** START **
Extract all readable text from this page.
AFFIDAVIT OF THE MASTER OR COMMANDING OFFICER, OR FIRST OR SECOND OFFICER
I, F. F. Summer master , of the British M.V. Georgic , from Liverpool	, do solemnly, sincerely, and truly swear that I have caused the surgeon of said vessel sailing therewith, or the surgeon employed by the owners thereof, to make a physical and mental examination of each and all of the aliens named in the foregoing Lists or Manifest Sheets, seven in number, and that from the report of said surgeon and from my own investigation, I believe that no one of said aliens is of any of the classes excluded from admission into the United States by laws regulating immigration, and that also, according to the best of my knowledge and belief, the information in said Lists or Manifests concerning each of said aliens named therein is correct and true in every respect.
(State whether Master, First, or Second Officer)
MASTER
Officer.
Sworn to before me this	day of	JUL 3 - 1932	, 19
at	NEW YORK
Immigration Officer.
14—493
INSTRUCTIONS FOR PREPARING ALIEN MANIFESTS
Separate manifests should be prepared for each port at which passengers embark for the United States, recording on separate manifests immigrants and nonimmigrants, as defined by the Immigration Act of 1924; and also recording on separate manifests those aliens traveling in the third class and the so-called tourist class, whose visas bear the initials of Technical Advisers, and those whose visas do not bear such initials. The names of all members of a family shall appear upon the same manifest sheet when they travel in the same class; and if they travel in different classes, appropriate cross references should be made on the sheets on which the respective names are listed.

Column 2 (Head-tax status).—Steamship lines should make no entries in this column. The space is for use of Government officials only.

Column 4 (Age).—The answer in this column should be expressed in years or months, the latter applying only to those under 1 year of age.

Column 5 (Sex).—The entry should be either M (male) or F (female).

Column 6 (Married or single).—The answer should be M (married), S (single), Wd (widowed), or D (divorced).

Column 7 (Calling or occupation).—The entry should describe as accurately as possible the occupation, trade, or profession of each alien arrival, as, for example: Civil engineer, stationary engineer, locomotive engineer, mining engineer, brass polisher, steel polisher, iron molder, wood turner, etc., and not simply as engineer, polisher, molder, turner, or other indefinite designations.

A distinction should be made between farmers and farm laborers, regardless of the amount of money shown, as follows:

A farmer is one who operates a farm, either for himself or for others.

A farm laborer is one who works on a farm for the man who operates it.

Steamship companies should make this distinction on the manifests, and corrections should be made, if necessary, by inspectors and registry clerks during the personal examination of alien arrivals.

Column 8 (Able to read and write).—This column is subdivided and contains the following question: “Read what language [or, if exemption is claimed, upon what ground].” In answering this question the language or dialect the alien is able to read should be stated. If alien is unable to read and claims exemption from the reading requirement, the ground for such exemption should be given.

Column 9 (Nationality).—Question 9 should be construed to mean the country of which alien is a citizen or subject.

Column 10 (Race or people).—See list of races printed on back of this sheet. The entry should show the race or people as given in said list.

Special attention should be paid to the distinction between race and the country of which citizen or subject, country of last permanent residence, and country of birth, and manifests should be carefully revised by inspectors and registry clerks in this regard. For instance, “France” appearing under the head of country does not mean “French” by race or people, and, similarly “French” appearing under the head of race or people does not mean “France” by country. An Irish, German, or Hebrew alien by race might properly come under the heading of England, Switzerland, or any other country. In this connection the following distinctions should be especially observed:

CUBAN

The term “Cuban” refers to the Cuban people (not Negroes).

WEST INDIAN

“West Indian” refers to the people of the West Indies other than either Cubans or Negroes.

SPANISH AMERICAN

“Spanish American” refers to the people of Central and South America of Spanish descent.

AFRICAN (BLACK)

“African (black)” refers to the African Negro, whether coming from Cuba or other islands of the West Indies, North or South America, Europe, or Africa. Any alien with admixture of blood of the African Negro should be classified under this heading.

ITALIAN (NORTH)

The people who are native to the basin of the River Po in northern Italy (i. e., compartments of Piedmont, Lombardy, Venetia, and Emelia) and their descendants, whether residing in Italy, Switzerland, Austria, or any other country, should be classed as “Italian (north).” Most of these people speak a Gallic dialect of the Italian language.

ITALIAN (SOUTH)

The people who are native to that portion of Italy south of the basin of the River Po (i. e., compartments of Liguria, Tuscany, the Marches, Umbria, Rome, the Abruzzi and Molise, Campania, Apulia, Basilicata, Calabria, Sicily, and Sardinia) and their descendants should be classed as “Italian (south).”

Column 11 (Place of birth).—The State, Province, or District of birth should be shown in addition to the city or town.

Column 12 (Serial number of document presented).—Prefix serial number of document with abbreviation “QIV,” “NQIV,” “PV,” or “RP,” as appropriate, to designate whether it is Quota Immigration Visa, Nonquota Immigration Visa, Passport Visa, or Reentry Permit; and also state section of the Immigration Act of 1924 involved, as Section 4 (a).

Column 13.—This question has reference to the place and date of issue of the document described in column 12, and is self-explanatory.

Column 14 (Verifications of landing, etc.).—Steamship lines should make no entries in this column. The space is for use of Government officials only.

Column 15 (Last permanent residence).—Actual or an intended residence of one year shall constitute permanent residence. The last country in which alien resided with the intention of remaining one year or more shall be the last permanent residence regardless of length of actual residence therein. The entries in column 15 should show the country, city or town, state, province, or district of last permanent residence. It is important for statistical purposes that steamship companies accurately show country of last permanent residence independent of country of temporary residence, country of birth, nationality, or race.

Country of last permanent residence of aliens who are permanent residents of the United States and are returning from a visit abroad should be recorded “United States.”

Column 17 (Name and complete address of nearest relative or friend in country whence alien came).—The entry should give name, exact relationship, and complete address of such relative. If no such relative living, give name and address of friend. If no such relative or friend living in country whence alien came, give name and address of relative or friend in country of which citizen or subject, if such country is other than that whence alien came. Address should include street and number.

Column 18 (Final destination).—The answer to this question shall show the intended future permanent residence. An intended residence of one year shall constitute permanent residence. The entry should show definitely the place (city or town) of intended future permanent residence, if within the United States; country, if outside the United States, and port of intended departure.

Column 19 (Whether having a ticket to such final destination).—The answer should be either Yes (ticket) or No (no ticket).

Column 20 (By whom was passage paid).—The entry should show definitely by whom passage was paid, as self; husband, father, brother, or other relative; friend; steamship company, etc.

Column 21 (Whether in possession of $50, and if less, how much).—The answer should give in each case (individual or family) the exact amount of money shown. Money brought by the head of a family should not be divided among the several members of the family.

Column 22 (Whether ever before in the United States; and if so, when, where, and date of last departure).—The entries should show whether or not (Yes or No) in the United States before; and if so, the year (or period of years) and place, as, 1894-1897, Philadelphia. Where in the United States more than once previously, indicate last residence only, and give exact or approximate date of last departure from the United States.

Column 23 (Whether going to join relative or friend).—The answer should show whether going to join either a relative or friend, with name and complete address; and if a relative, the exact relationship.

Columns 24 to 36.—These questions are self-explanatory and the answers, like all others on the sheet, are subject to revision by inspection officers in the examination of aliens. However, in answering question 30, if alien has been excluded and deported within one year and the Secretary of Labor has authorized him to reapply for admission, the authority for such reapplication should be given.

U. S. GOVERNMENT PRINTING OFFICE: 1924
** END **
WHAT IS NEEDED. Find the word "farm" in the data and show each line that holds it.

RESULT BELOW.
A distinction should be made between farmers and farm laborers, regardless of the amount of money shown, as follows:
A farmer is one who operates a farm, either for himself or for others.
A farm laborer is one who works on a farm for the man who operates it.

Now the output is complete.